• _SOURCE PASSAGE_
((

The law only seems to protect trendy beliefs David Aaronovitch in The Times

The original article is here.

I have nothing against naturists. The offence caused to me by happening upon unexpected genitals while walking an isolated bit of shingle is nothing compared with that caused by men in sleeveless vests, people who don’t even acknowledge you when you’ve held the door open for them, and loud music in restaurants. I have never been mugged by a nudist.

But should abusing a naturist be classified as a “hate crime”? The head of British Naturism, Dr Mark Bass, argued this week that it should. About once a month, said Dr Bass, he receives a report from one of his 9,000 members saying that they’ve been subjected to distressing abuse (usually verbal) on the grounds of their naturism. Sometimes this would happen when they were naked, sometimes just because they were known to be naturists. The police, he argued, should have the same ability to take action as they would if the victim were being abused for their race, sexuality, gender, disability or religion.

If this seems like a bit of a stretch it’s worth knowing that naturism is classed, under the terms of the Equality Act 2010, as a philosophical belief. So, for example, you can’t fire an employee simply because they tweet about fun naked weekends or are pictured on the cover of Health & Efficiency. Not that I know what that is.

))

• _PROVIDED MATERIAL_
((

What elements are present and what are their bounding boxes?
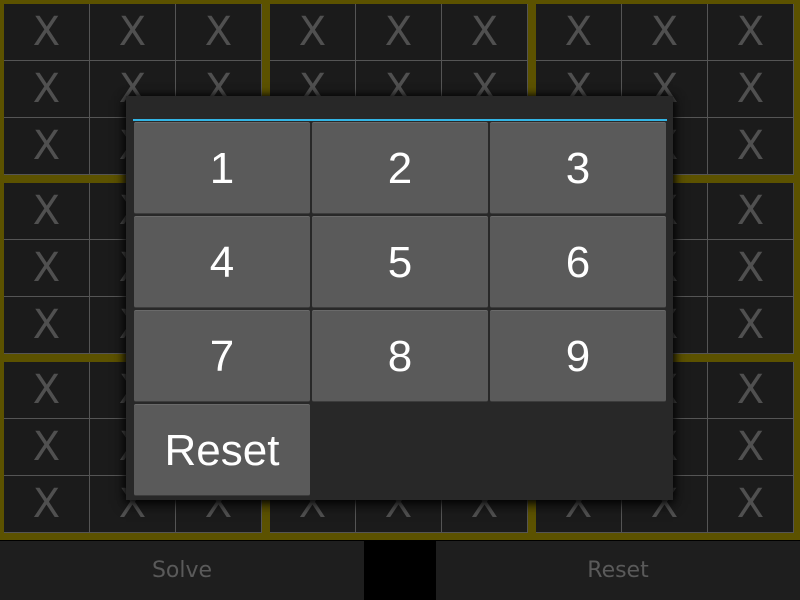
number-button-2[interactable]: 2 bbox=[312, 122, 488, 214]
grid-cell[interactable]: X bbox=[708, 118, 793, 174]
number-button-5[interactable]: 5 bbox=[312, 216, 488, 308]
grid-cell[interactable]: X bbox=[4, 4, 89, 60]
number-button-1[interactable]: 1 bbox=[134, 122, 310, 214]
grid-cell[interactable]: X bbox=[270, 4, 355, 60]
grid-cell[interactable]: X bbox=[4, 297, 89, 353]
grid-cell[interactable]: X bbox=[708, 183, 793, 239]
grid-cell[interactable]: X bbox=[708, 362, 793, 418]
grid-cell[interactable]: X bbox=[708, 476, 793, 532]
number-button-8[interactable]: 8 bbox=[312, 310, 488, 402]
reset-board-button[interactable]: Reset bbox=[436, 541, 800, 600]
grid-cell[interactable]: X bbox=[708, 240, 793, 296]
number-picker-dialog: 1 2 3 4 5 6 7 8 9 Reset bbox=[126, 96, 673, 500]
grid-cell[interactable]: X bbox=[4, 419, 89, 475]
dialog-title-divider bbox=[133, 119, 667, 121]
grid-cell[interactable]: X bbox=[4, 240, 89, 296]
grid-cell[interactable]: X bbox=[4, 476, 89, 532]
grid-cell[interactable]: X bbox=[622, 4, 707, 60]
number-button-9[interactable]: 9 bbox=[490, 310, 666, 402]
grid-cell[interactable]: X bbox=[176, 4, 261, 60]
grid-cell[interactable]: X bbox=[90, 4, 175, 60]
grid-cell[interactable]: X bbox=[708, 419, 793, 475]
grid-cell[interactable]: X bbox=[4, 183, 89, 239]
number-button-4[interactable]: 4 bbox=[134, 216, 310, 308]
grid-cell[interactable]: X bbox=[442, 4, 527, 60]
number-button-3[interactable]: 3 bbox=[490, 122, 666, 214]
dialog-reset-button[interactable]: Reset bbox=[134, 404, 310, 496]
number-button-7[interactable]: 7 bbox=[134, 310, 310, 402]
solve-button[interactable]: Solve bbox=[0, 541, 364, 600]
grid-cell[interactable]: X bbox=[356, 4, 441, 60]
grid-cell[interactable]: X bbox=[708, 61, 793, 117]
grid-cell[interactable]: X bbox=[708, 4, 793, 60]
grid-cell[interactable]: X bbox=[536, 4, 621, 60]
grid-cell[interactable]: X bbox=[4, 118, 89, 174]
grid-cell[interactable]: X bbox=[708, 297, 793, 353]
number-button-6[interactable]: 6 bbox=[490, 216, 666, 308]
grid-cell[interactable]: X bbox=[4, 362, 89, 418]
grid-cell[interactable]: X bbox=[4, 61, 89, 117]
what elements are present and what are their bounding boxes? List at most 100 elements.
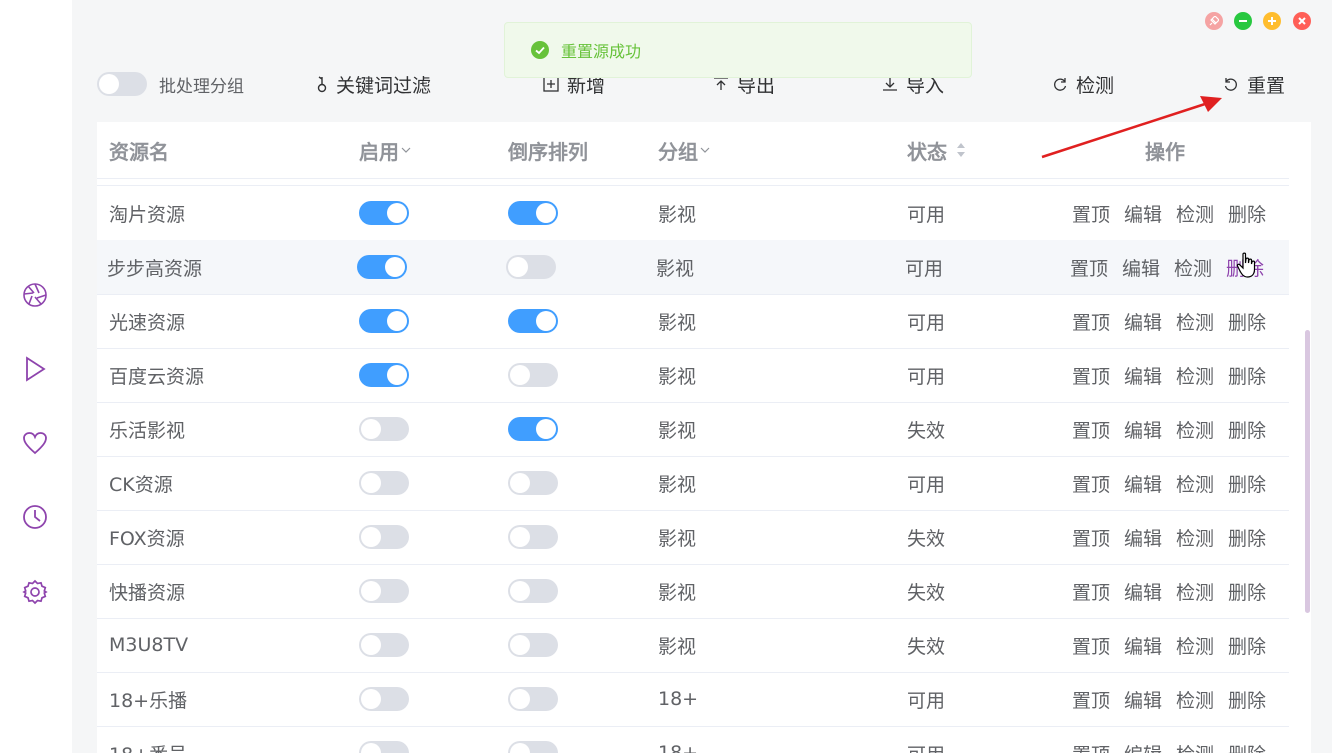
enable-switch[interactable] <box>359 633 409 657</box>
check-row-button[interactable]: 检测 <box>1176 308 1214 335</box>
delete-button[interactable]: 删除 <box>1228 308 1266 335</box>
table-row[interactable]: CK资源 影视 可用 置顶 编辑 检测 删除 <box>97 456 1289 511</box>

))

• _TO-DO LIST_
A. Answer these questions from the naturism article.
(i) Under which law is naturism classed as a philosophical belief?
(ii) How often does Dr Mark Bass receive a report of abuse from a member?
(iii) What does the writer say has never happened to him at the hands of a nudist?
B. Write out the naturism article from "The law only" to "by a nudist.".
C. Decide whether each statement agrees with the naturism article. Answer yes or no, and quote the words of the article that decide it.
(i) The abuse reported to Dr Bass is usually physical.
(ii) British Naturism has 9,000 members.
(iii) Naturism is classed as a philosophical belief under the Equality Act 2010.
The material is not needed here.

• _ANSWERS GIVEN_
A.
(i) The Equality Act 2010.
(ii) About once a month.
(iii) He has never been mugged by one.

B.
The law only seems to protect trendy beliefs David Aaronovitch in The Times

The original article is here.

I have nothing against naturists. The offence caused to me by happening upon unexpected genitals while walking an isolated bit of shingle is nothing compared with that caused by men in sleeveless vests, people who don’t even acknowledge you when you’ve held the door open for them, and loud music in restaurants. I have never been mugged by a nudist.

C.
(i) No: "distressing abuse (usually verbal)"
(ii) Yes: "one of his 9,000 members"
(iii) Yes: "naturism is classed, under the terms of the Equality Act 2010, as a philosophical belief"